◆ **PROBLEM DESCRIPTION**: Check every line of the entries that follow, and copy the ones containing "length".

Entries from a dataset
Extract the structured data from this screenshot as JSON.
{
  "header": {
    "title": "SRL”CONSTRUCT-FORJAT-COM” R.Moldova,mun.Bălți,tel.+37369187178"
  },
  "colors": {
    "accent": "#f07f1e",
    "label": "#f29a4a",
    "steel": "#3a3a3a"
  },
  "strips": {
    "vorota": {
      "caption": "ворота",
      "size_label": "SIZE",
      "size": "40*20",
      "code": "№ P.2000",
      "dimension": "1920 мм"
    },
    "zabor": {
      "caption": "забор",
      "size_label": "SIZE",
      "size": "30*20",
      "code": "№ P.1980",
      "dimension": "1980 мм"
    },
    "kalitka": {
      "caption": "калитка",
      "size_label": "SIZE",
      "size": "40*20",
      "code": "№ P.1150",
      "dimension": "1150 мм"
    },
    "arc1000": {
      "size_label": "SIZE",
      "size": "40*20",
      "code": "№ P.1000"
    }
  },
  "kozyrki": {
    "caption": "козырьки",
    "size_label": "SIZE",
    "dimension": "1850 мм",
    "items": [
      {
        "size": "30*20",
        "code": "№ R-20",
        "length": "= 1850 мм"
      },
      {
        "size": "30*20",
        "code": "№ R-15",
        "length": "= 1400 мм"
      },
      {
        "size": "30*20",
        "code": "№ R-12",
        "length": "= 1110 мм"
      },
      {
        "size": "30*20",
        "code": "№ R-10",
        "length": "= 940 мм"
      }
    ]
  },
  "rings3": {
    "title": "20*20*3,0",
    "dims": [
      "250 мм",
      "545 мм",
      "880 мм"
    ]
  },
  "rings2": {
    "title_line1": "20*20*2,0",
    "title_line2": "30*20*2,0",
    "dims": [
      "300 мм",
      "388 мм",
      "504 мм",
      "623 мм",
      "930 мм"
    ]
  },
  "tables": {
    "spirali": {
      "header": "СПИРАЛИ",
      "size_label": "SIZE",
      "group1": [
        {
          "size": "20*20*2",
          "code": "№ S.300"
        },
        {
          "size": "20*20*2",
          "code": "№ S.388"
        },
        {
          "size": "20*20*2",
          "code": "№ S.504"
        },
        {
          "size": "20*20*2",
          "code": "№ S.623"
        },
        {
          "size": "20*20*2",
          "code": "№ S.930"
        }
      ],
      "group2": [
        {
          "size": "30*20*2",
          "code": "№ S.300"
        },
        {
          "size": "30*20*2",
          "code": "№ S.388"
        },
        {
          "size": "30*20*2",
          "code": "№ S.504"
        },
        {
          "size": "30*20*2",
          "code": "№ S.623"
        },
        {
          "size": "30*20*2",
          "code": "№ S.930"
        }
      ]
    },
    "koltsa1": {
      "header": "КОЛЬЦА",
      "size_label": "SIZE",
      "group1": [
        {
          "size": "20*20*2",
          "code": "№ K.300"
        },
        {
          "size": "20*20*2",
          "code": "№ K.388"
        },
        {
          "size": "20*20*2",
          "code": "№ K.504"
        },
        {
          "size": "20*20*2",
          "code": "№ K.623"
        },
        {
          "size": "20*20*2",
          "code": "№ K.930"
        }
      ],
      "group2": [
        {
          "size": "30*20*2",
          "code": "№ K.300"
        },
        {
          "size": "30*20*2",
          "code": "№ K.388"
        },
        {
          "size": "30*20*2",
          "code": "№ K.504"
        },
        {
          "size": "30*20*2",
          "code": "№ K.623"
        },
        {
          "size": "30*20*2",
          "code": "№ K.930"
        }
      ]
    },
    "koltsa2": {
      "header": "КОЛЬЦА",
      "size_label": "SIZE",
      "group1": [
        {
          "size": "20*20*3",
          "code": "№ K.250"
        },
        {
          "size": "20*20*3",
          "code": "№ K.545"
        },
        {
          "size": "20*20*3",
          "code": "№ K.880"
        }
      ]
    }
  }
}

◆ **TASK SOLUTION**:
        "length": "= 1850 мм"
        "length": "= 1400 мм"
        "length": "= 1110 мм"
        "length": "= 940 мм"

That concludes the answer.